— start of ITEMS —
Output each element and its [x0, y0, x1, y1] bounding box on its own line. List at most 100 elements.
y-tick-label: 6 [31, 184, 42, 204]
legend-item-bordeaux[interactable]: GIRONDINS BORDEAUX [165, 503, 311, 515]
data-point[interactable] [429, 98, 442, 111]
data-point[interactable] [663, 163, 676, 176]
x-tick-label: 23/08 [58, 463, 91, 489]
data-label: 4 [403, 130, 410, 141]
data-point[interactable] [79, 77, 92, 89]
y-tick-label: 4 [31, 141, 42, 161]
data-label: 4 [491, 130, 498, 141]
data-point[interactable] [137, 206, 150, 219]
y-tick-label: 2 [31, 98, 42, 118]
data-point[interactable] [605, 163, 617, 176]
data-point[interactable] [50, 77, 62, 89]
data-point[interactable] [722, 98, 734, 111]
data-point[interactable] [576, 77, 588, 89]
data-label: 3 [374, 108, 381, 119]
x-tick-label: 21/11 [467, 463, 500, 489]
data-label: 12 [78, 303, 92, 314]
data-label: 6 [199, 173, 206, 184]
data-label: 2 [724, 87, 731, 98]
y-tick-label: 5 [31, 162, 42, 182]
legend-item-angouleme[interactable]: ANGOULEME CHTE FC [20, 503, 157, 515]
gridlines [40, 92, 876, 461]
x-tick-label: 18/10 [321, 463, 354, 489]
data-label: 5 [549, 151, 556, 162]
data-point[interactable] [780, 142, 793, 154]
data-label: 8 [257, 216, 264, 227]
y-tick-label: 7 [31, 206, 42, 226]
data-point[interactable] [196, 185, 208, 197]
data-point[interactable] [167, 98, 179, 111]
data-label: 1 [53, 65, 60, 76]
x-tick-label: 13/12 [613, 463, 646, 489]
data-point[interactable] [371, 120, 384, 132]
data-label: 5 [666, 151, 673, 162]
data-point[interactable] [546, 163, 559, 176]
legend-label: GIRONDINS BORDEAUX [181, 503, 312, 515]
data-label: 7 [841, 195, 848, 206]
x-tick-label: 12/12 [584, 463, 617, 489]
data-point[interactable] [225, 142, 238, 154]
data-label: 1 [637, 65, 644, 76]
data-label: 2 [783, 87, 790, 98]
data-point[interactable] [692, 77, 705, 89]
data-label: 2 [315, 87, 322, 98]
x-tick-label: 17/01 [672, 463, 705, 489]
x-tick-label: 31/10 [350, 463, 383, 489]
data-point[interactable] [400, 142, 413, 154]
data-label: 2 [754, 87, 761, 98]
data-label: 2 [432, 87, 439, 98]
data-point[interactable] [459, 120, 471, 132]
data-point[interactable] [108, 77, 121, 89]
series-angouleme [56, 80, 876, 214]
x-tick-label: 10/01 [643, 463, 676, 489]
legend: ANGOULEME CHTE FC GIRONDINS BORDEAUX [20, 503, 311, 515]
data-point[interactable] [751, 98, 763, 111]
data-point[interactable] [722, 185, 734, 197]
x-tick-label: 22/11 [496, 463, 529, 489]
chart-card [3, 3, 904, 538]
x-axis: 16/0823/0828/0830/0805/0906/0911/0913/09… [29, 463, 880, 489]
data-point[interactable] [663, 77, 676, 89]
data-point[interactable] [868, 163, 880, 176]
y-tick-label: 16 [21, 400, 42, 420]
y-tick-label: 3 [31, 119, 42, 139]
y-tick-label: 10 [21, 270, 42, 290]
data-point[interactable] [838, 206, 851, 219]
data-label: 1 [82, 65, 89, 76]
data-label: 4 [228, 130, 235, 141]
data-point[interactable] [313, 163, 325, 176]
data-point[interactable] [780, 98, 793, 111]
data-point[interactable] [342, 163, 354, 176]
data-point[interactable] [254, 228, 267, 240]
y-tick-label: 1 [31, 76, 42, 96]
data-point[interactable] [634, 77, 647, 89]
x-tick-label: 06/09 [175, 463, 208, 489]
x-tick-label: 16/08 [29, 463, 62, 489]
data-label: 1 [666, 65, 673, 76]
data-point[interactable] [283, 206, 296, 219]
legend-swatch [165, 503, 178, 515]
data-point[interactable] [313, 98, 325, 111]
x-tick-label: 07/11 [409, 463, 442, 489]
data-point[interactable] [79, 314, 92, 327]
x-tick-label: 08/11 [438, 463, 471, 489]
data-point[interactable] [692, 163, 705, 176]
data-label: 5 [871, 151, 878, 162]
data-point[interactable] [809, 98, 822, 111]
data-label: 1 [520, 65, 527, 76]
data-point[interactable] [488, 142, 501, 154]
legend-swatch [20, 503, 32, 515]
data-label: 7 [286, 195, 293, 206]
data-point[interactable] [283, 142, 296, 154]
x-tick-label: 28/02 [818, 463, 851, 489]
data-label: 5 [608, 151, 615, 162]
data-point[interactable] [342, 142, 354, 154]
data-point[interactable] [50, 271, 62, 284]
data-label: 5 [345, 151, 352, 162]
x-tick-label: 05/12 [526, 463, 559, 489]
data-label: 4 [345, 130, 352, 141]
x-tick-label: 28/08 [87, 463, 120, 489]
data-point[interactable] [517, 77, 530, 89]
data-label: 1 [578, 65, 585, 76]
— end of ITEMS —
Copy out each line in the items above that contains the string "CHTE". Only exact matches in case count.

legend-item-angouleme[interactable]: ANGOULEME CHTE FC [20, 503, 157, 515]
legend: ANGOULEME CHTE FC GIRONDINS BORDEAUX [20, 503, 311, 515]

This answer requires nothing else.